* **Task instructions**
Gather from the listing below each line that includes the word "glycol", and copy it.

- - -

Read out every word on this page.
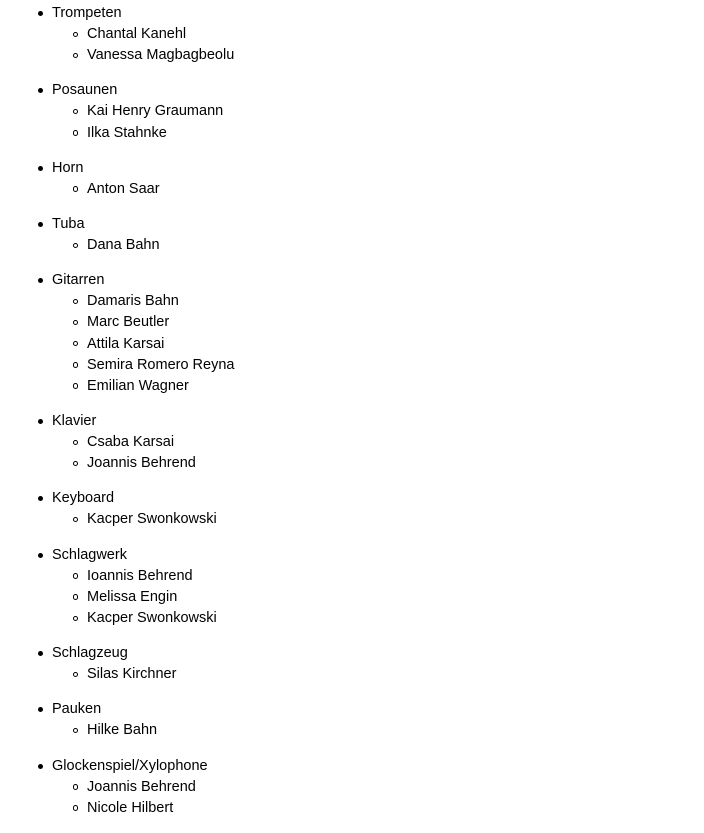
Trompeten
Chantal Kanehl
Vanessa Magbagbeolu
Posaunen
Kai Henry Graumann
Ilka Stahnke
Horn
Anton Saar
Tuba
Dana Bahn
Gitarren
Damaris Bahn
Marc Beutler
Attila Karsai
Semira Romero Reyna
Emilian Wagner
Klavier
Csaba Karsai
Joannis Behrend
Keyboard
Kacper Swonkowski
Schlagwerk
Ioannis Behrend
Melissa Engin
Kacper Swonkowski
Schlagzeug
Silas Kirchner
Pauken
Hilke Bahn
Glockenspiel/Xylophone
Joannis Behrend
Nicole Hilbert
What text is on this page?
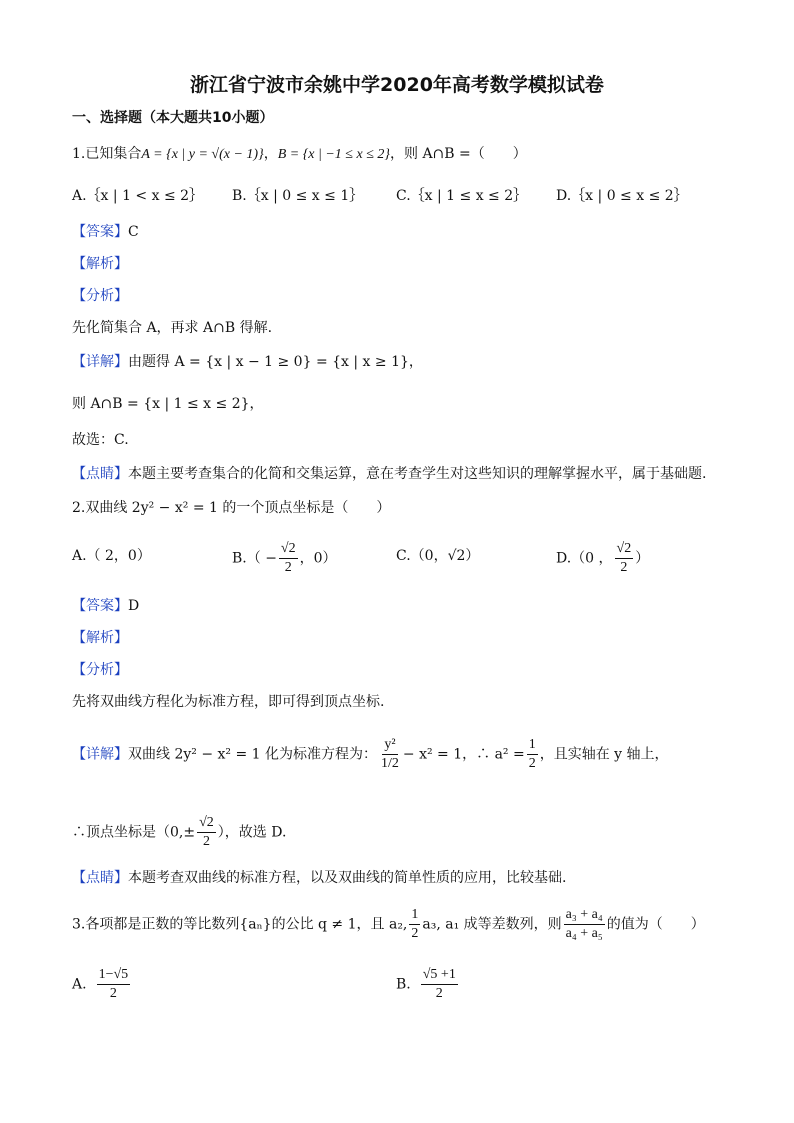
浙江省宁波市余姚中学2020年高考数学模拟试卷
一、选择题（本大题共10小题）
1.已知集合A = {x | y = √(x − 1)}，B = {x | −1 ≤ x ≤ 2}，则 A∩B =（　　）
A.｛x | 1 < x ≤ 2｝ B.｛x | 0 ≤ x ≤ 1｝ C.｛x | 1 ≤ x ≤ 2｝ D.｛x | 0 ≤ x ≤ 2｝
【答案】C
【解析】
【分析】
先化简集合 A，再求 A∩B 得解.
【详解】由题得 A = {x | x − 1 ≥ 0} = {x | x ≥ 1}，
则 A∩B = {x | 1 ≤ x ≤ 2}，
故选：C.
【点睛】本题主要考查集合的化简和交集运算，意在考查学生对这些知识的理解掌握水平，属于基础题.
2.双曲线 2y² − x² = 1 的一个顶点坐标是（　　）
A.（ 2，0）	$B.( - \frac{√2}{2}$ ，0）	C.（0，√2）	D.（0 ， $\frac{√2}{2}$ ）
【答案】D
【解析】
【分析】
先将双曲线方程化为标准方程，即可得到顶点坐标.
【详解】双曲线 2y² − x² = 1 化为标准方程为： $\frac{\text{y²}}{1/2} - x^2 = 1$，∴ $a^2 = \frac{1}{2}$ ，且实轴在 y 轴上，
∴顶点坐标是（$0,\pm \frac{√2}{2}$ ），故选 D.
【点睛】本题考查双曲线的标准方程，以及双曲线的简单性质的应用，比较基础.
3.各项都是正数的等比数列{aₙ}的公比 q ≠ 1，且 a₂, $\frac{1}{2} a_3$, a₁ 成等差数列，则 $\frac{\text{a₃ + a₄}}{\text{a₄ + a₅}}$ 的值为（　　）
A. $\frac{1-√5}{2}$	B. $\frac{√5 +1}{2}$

- - -

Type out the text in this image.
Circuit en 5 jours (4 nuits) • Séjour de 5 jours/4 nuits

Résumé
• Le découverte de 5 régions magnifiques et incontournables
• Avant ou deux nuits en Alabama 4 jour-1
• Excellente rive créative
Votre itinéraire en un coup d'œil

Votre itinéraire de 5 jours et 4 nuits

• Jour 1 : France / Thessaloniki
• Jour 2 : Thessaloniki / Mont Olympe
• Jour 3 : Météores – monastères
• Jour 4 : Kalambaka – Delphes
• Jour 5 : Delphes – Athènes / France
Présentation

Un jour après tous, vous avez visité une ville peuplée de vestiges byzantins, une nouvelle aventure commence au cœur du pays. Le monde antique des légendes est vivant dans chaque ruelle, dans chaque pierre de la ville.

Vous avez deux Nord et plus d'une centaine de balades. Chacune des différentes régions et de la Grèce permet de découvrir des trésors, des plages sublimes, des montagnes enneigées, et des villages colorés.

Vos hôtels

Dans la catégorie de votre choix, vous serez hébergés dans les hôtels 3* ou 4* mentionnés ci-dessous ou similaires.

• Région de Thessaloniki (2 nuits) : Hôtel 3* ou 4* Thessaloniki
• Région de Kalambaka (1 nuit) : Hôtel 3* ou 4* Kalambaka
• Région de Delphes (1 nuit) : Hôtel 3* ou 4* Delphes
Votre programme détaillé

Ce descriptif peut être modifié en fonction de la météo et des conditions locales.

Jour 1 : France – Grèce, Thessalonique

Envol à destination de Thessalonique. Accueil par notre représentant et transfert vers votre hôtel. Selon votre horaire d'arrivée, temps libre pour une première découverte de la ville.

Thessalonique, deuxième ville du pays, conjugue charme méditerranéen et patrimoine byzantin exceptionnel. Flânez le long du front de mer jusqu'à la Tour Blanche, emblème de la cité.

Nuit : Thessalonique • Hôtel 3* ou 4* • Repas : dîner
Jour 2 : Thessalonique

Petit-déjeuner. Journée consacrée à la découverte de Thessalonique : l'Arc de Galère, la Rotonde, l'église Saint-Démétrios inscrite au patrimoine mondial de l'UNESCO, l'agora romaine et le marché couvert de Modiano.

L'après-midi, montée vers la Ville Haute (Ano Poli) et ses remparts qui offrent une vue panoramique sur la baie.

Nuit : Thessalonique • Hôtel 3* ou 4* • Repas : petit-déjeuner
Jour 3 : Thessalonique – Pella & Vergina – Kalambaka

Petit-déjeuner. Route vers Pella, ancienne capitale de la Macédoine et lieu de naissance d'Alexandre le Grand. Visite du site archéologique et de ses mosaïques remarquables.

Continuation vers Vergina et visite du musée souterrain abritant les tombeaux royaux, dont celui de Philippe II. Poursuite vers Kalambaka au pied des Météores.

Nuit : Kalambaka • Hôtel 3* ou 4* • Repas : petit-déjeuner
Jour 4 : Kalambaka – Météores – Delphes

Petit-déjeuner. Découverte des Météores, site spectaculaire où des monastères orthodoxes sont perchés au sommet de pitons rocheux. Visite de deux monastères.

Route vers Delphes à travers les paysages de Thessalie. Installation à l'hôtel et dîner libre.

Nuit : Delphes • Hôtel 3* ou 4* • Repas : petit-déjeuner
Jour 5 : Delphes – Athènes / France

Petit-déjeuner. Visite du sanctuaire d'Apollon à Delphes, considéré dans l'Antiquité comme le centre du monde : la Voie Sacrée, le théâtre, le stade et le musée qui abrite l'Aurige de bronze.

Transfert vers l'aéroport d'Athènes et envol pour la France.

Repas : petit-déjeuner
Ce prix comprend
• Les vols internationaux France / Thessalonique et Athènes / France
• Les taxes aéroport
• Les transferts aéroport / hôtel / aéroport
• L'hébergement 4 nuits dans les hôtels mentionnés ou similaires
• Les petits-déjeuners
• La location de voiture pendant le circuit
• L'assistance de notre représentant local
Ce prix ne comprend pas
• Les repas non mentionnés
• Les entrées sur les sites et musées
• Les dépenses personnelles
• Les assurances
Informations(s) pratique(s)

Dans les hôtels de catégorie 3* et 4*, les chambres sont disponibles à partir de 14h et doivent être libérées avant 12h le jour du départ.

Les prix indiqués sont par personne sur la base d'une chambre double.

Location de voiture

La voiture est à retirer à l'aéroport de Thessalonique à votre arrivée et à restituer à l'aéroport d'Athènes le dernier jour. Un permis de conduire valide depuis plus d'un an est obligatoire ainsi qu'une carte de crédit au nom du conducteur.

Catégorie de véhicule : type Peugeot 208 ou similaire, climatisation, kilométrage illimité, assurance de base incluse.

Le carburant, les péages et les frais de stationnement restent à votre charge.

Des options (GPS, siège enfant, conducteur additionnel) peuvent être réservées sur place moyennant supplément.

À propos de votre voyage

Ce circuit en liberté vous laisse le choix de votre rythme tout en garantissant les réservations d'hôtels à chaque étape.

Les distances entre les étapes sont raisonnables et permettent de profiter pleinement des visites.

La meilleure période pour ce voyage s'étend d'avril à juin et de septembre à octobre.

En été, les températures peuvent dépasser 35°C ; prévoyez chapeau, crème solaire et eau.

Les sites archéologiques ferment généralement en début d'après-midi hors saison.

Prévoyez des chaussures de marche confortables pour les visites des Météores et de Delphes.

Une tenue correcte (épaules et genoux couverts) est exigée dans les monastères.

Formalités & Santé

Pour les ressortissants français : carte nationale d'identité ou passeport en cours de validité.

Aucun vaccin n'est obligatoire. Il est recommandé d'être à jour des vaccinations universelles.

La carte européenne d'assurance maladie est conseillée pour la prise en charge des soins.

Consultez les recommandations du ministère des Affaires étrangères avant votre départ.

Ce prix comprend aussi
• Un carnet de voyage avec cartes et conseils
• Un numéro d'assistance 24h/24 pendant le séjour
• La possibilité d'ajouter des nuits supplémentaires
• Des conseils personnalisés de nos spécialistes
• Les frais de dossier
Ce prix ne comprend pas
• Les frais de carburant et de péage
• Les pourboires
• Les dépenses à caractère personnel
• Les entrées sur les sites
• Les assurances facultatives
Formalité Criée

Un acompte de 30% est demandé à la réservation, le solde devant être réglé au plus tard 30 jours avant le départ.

- - -

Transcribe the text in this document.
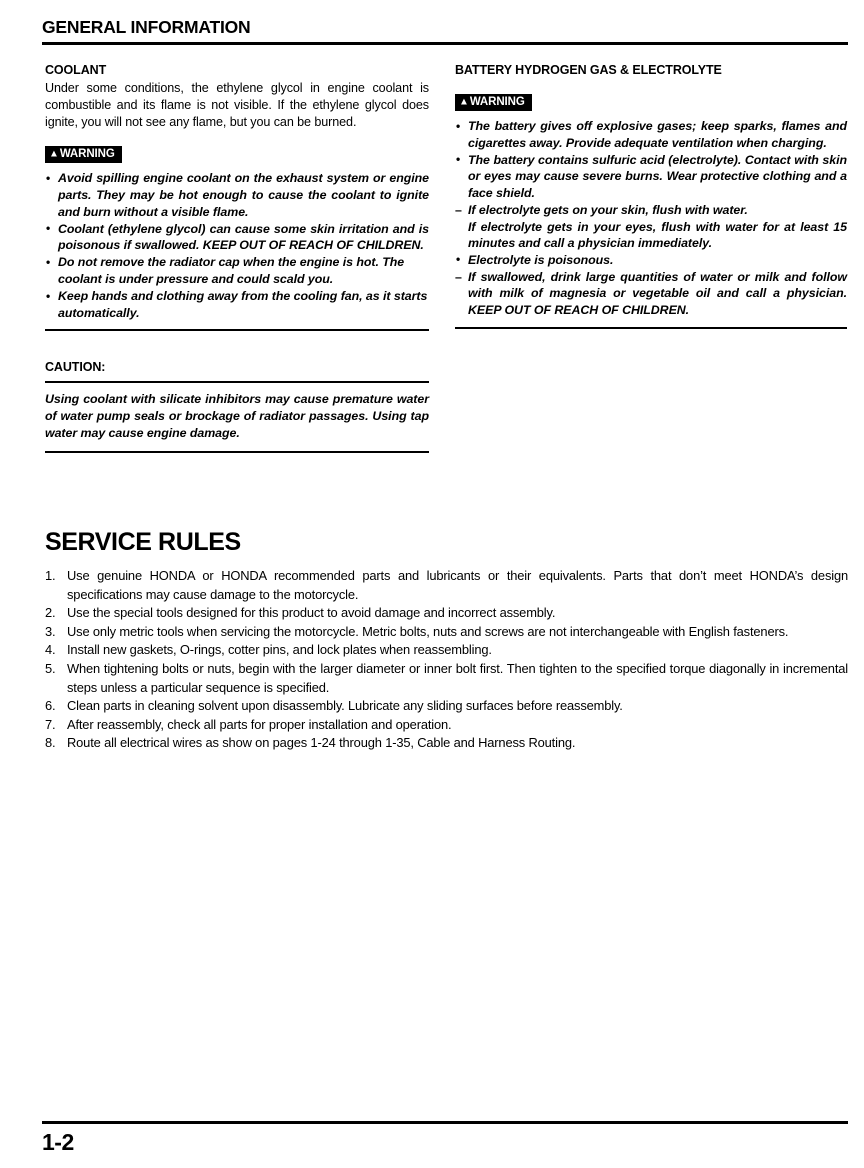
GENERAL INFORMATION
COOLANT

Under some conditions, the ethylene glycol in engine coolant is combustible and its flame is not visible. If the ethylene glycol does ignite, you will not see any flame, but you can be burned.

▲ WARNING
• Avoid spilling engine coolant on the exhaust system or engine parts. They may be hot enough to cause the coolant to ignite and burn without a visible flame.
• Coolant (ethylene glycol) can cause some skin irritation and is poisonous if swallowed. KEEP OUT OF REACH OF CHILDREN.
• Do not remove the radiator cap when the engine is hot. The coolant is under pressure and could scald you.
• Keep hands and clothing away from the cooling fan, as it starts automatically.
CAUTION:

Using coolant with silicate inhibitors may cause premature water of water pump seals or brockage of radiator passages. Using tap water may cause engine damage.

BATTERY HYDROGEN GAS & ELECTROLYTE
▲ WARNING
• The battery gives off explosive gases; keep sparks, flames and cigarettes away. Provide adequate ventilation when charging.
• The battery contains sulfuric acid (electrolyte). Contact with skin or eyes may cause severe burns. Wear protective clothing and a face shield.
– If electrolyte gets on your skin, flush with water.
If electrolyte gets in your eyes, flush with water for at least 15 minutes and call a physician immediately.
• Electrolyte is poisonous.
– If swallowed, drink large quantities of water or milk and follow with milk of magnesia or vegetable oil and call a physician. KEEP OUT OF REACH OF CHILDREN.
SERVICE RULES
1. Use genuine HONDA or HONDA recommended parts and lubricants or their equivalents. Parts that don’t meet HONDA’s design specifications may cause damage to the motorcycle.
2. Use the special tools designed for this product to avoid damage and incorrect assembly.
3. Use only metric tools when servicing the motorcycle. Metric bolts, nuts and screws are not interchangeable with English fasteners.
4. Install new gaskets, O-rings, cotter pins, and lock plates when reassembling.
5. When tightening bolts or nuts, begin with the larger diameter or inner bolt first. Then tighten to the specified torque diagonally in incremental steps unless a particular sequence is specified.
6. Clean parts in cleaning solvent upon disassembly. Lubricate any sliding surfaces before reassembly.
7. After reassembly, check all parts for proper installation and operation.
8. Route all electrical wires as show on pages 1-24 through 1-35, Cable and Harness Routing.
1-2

- - -

* **Output**
Under some conditions, the ethylene glycol in engine coolant is combustible and its flame is not visible. If the ethylene glycol does ignite, you will not see any flame, but you can be burned.
• Coolant (ethylene glycol) can cause some skin irritation and is poisonous if swallowed. KEEP OUT OF REACH OF CHILDREN.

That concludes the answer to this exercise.